Exercise -
The answer should be a single number: how many lines of the entries below hold the word "философии".

Input for this task -

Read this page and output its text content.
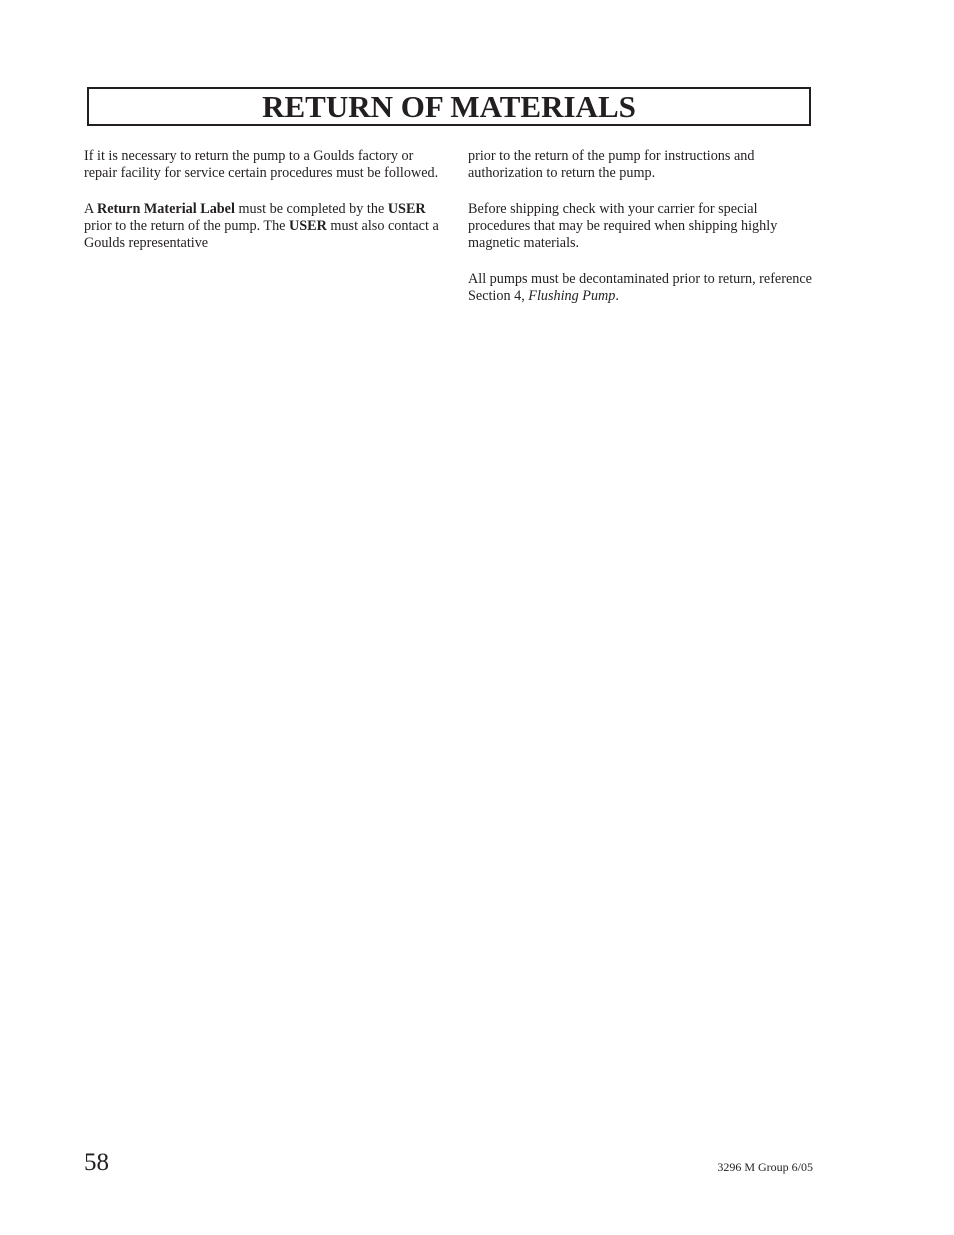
RETURN OF MATERIALS

If it is necessary to return the pump to a Goulds factory or repair facility for service certain procedures must be followed.

A Return Material Label must be completed by the USER prior to the return of the pump. The USER must also contact a Goulds representative

prior to the return of the pump for instructions and authorization to return the pump.

Before shipping check with your carrier for special procedures that may be required when shipping highly magnetic materials.

All pumps must be decontaminated prior to return, reference Section 4, Flushing Pump.

58	3296 M Group 6/05
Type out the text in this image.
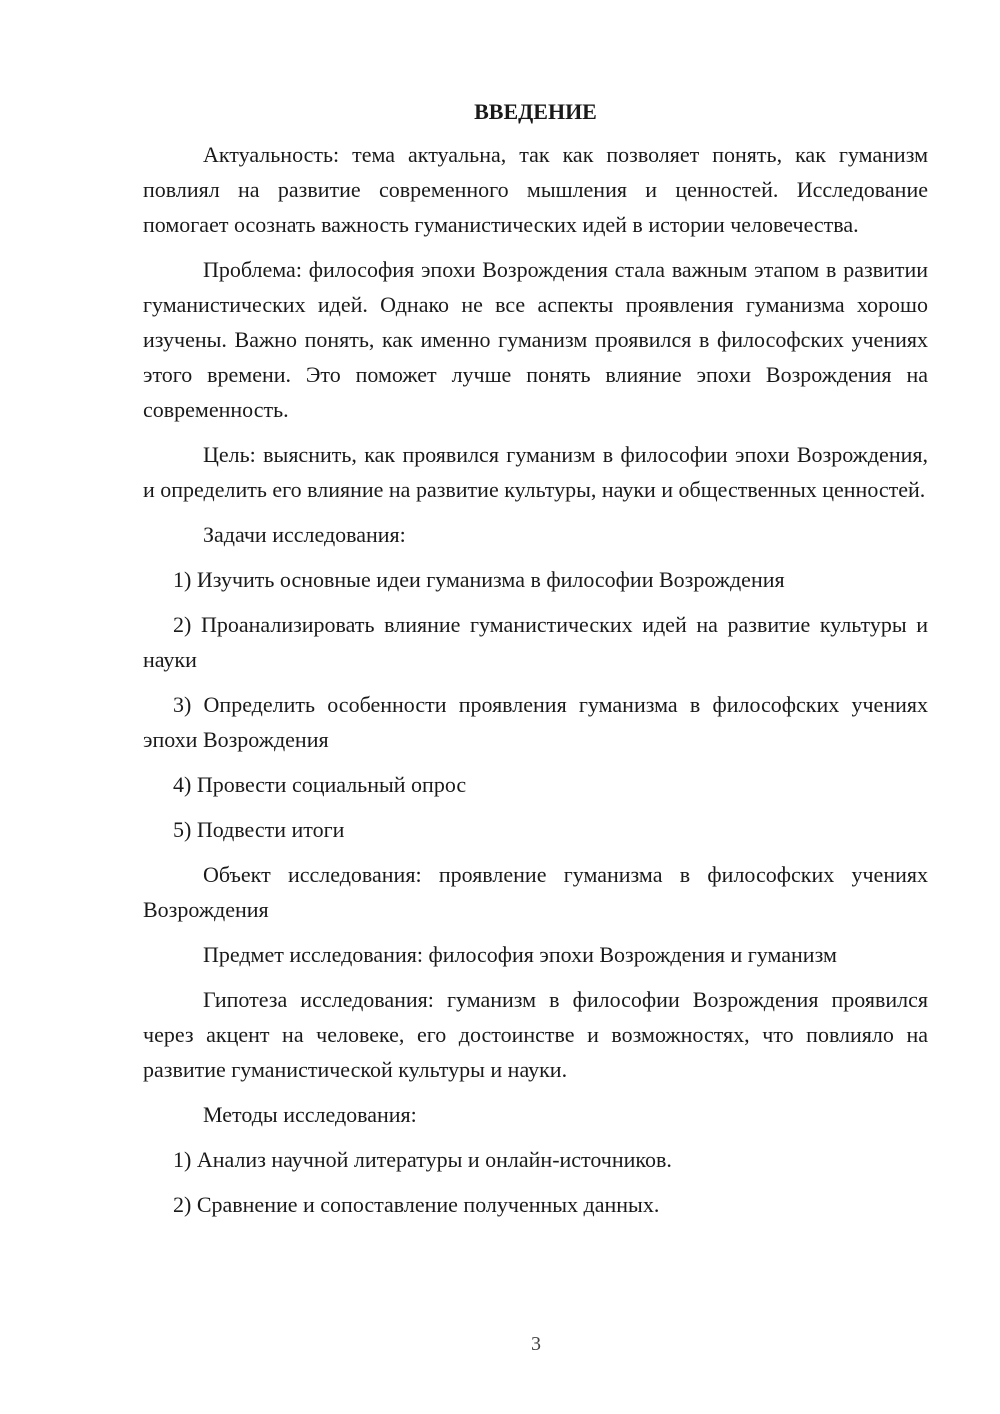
ВВЕДЕНИЕ
Актуальность: тема актуальна, так как позволяет понять, как гуманизм повлиял на развитие современного мышления и ценностей. Исследование помогает осознать важность гуманистических идей в истории человечества.
Проблема: философия эпохи Возрождения стала важным этапом в развитии гуманистических идей. Однако не все аспекты проявления гуманизма хорошо изучены. Важно понять, как именно гуманизм проявился в философских учениях этого времени. Это поможет лучше понять влияние эпохи Возрождения на современность.
Цель: выяснить, как проявился гуманизм в философии эпохи Возрождения, и определить его влияние на развитие культуры, науки и общественных ценностей.
Задачи исследования:
1) Изучить основные идеи гуманизма в философии Возрождения
2) Проанализировать влияние гуманистических идей на развитие культуры и науки
3) Определить особенности проявления гуманизма в философских учениях эпохи Возрождения
4) Провести социальный опрос
5) Подвести итоги
Объект исследования: проявление гуманизма в философских учениях Возрождения
Предмет исследования: философия эпохи Возрождения и гуманизм
Гипотеза исследования: гуманизм в философии Возрождения проявился через акцент на человеке, его достоинстве и возможностях, что повлияло на развитие гуманистической культуры и науки.
Методы исследования:
1) Анализ научной литературы и онлайн-источников.
2) Сравнение и сопоставление полученных данных.
3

Result of this task -
3